§ Stated exercise:
Leave out the pictures and reproduce all of the data exactly.

## START Records for this exercise

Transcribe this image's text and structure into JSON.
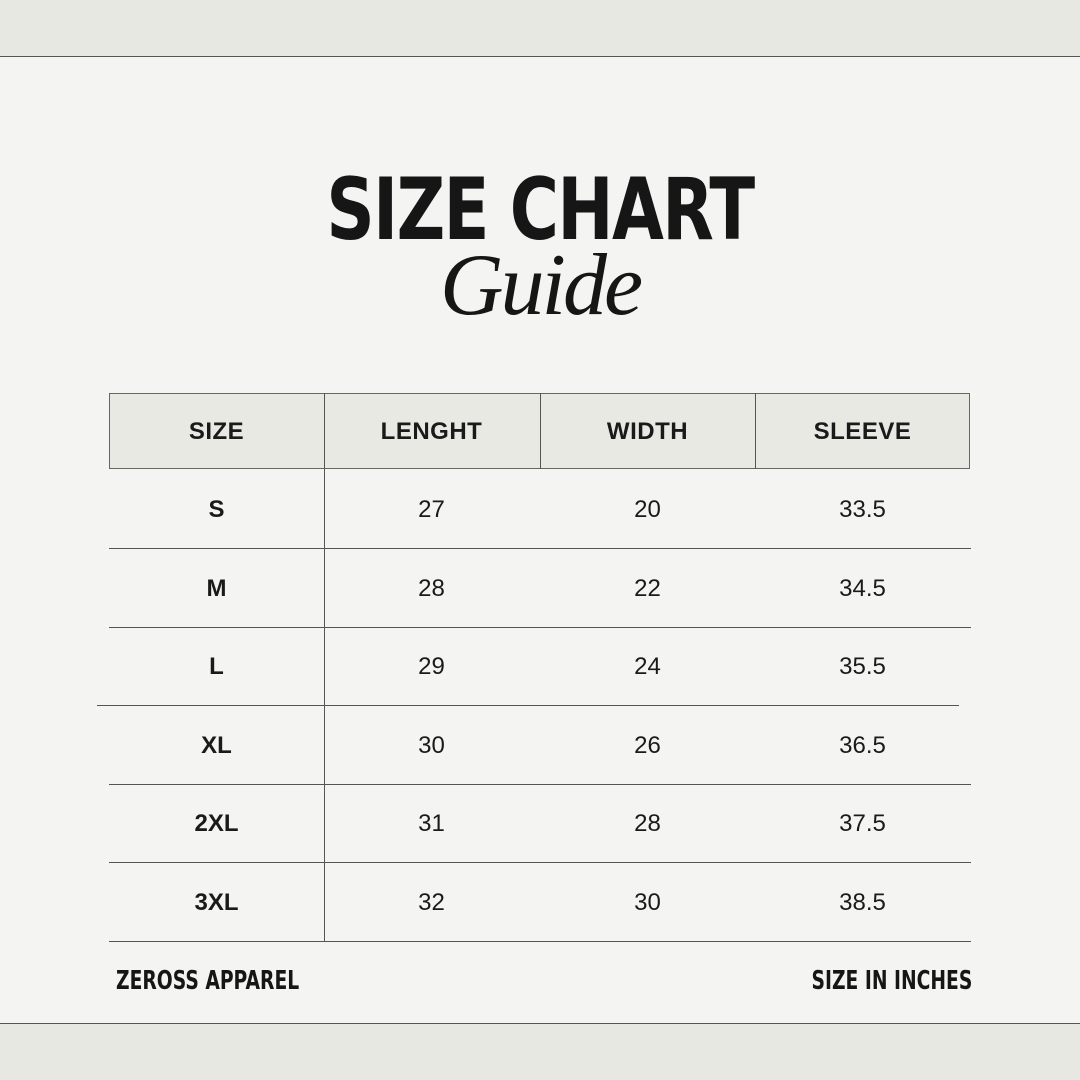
{
  "title": "SIZE CHART",
  "subtitle": "Guide",
  "table": {
    "headers": [
      "SIZE",
      "LENGHT",
      "WIDTH",
      "SLEEVE"
    ],
    "rows": [
      [
        "S",
        "27",
        "20",
        "33.5"
      ],
      [
        "M",
        "28",
        "22",
        "34.5"
      ],
      [
        "L",
        "29",
        "24",
        "35.5"
      ],
      [
        "XL",
        "30",
        "26",
        "36.5"
      ],
      [
        "2XL",
        "31",
        "28",
        "37.5"
      ],
      [
        "3XL",
        "32",
        "30",
        "38.5"
      ]
    ]
  },
  "footer": {
    "brand": "ZEROSS APPAREL",
    "unit_note": "SIZE IN INCHES"
  },
  "colors": {
    "background": "#f4f4f2",
    "header_fill": "#e9e9e4",
    "text": "#1a1a1a"
  }
}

## END Records for this exercise

§ Reply:
Transcribe this image's text and structure into JSON.
{
  "title": "SIZE CHART",
  "subtitle": "Guide",
  "table": {
    "headers": [
      "SIZE",
      "LENGHT",
      "WIDTH",
      "SLEEVE"
    ],
    "rows": [
      [
        "S",
        "27",
        "20",
        "33.5"
      ],
      [
        "M",
        "28",
        "22",
        "34.5"
      ],
      [
        "L",
        "29",
        "24",
        "35.5"
      ],
      [
        "XL",
        "30",
        "26",
        "36.5"
      ],
      [
        "2XL",
        "31",
        "28",
        "37.5"
      ],
      [
        "3XL",
        "32",
        "30",
        "38.5"
      ]
    ]
  },
  "footer": {
    "brand": "ZEROSS APPAREL",
    "unit_note": "SIZE IN INCHES"
  },
  "colors": {
    "background": "#f4f4f2",
    "header_fill": "#e9e9e4",
    "text": "#1a1a1a"
  }
}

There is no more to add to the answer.